#### [EXERCISE]
Of the lines in this listing, how many contain the word "that"? Give the number and nothing else.

#### [EXERCISE INPUT]
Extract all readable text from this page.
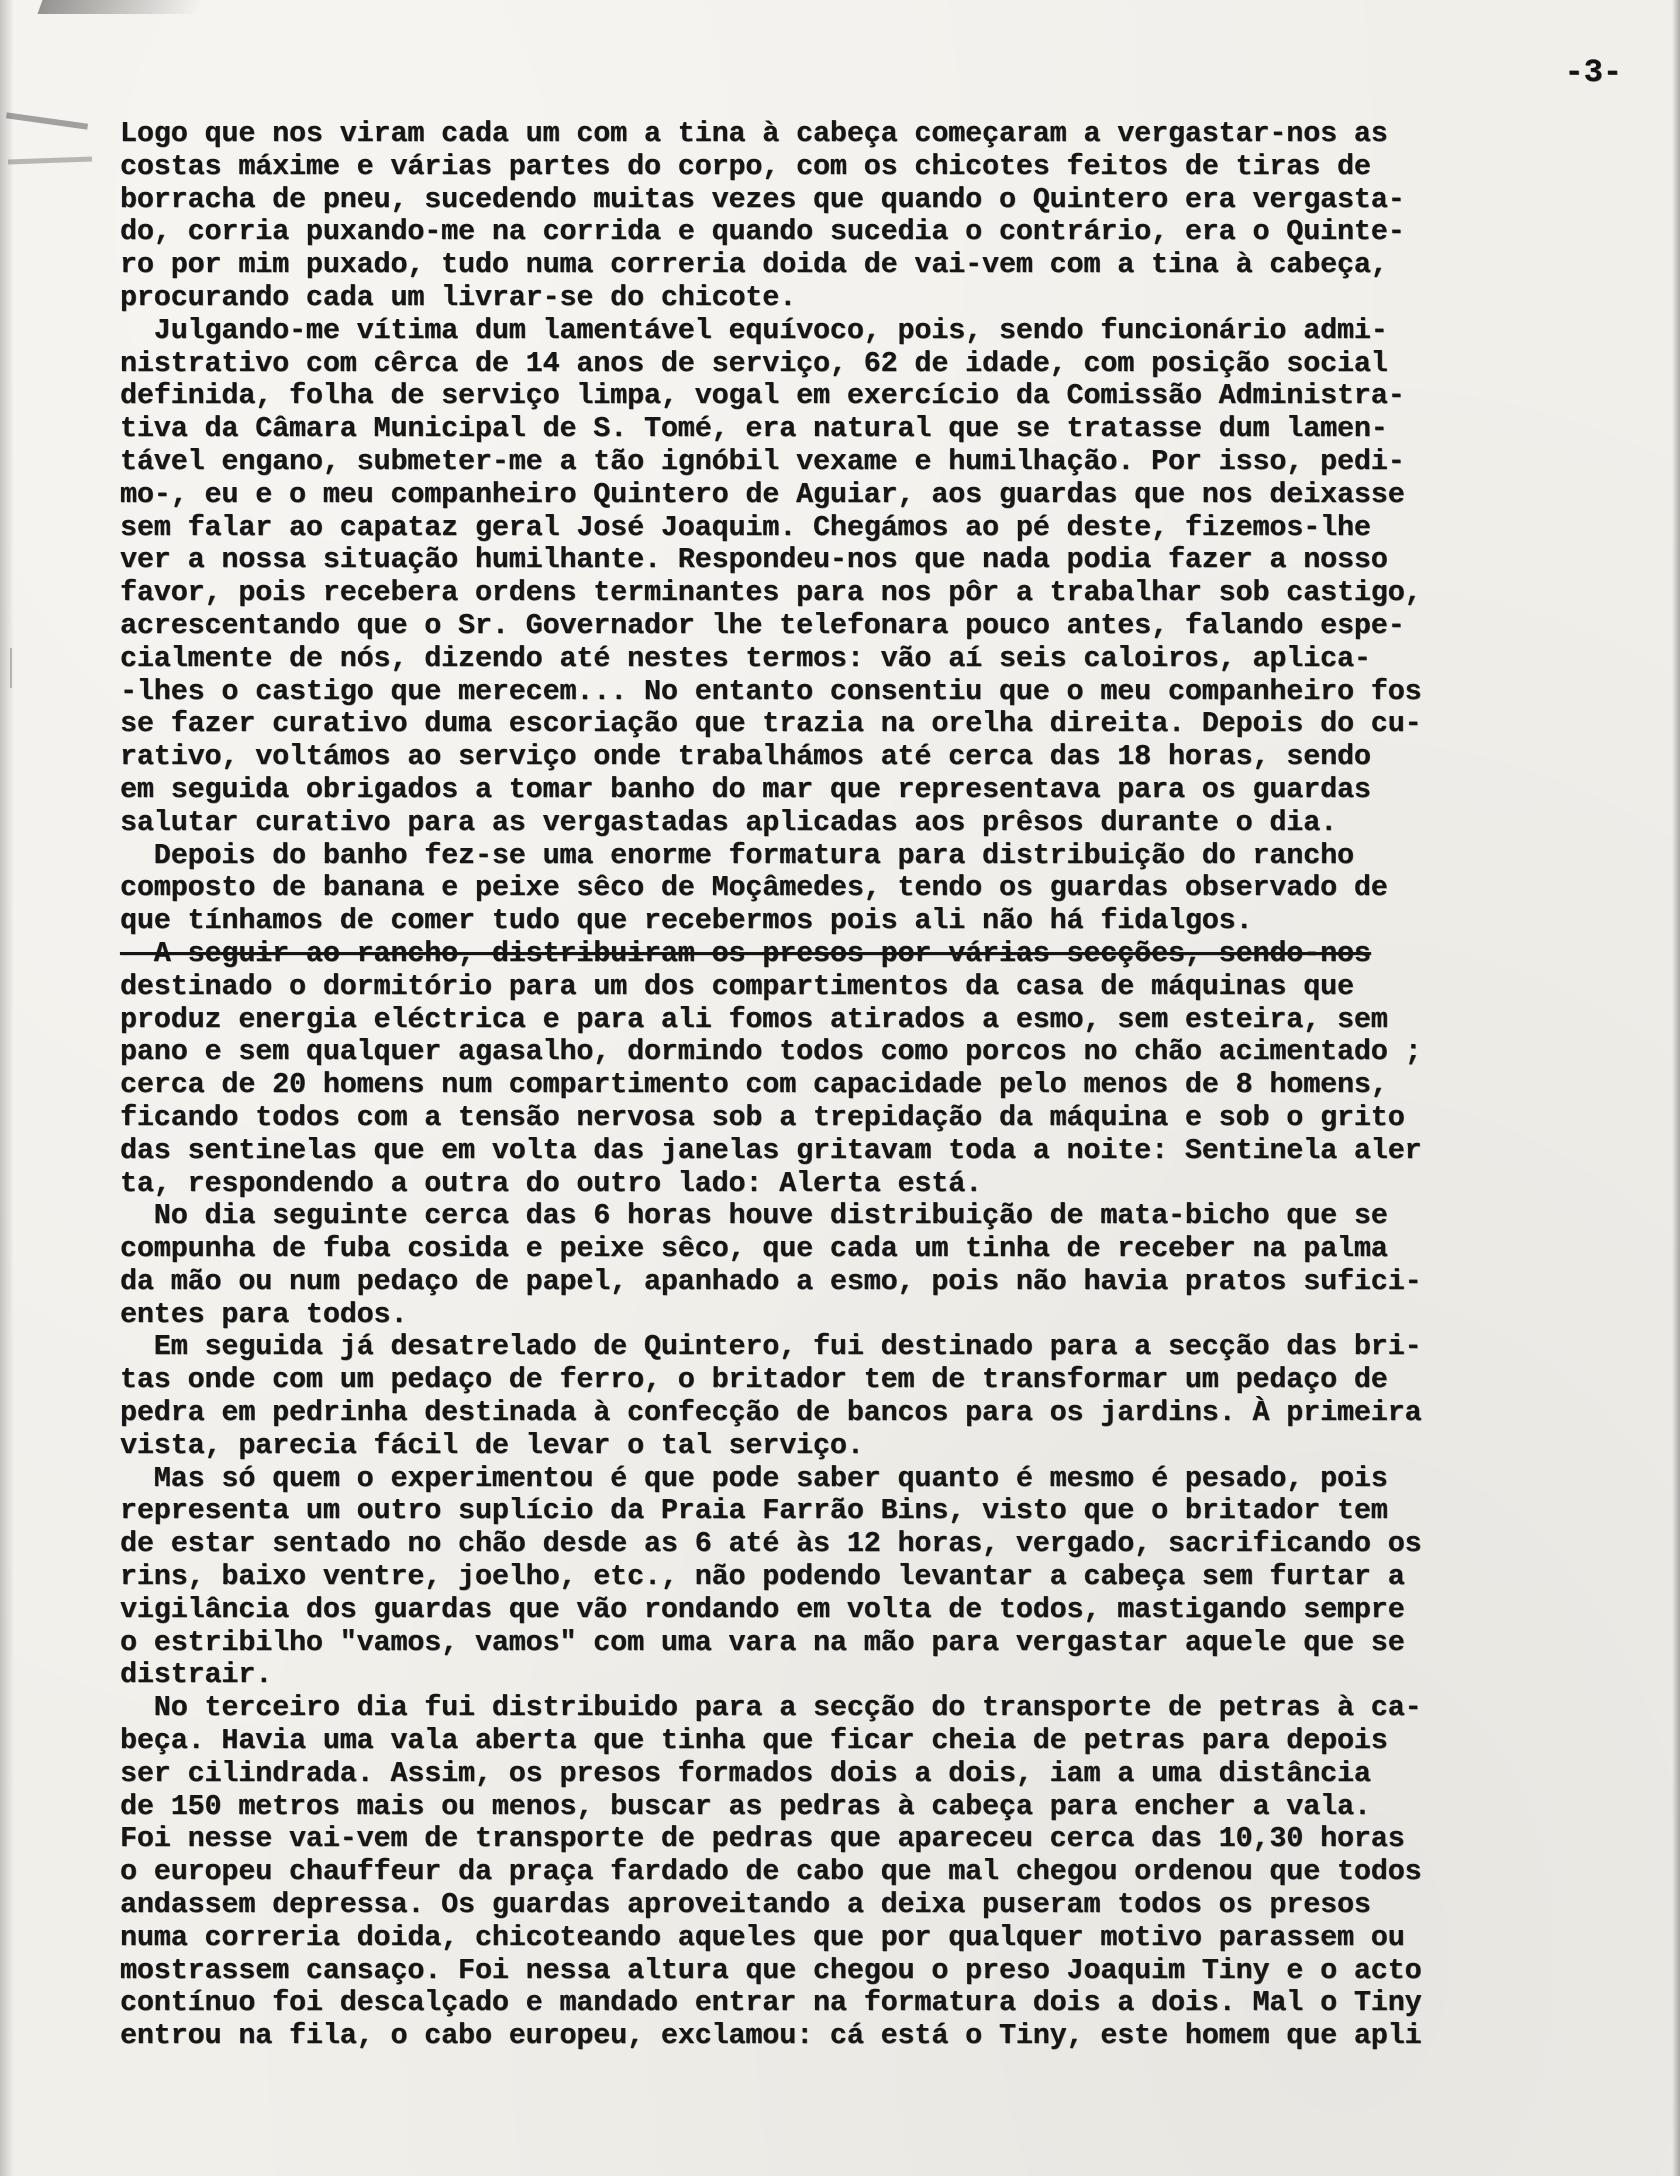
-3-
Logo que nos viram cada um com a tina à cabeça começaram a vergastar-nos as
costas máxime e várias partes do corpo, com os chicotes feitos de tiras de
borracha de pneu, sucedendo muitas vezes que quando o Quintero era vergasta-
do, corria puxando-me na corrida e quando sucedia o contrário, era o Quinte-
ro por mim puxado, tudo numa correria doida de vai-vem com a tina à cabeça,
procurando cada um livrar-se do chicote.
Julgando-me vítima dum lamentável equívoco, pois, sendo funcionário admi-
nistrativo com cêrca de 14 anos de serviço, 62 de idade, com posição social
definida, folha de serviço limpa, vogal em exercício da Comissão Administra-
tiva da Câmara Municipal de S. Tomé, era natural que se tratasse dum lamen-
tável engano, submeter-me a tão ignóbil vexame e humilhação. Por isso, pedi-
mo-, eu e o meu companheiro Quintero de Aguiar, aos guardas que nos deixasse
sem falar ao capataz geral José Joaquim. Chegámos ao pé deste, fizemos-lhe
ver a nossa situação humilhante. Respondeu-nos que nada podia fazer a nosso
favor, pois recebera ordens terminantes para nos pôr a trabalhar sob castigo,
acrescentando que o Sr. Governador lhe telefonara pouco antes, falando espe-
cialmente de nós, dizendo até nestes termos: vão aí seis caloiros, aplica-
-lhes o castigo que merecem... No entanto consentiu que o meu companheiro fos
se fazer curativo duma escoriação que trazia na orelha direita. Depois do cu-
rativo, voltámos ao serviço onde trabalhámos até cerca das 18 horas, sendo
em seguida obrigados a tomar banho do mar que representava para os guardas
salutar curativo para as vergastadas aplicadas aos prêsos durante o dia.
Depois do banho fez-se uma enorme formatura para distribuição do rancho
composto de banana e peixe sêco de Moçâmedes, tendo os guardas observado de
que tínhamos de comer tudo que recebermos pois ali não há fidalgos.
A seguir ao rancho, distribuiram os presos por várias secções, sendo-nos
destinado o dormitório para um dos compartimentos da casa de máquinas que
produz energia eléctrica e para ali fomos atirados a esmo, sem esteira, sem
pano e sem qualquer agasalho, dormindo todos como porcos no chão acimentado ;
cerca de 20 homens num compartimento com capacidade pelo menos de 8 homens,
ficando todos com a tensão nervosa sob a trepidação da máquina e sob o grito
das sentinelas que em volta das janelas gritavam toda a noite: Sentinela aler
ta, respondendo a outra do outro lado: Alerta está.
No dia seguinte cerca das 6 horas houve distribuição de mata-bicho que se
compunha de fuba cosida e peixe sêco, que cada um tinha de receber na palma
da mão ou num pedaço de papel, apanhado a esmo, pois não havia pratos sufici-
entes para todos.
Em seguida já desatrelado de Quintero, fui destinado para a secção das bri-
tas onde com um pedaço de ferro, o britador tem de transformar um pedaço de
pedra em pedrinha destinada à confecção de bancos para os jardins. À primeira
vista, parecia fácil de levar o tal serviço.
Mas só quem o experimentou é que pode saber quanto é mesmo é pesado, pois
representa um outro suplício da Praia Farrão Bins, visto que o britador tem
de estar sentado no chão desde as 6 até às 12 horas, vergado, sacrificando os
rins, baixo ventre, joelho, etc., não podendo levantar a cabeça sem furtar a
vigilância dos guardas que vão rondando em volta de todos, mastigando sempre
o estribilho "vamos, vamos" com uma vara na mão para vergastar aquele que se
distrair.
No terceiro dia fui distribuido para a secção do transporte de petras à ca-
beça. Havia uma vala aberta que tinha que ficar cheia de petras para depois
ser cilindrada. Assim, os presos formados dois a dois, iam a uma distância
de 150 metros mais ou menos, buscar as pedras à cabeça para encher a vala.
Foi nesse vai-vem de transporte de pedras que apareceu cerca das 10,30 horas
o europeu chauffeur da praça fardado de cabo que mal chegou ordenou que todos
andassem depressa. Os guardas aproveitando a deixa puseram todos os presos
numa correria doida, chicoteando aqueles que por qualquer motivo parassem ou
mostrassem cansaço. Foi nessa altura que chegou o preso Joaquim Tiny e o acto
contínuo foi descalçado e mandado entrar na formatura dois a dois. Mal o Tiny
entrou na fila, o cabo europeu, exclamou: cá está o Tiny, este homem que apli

---

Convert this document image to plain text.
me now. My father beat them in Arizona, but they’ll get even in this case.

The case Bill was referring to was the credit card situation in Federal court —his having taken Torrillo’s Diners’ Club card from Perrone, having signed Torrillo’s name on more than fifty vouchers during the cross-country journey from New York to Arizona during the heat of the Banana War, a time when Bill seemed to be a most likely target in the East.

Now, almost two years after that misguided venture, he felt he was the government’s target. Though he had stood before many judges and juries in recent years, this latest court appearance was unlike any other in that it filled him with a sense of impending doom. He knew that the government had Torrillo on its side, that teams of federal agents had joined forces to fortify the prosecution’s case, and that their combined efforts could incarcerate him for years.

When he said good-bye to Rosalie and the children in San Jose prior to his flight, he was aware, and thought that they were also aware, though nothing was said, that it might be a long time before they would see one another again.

#### [WRITTEN ANSWER]
2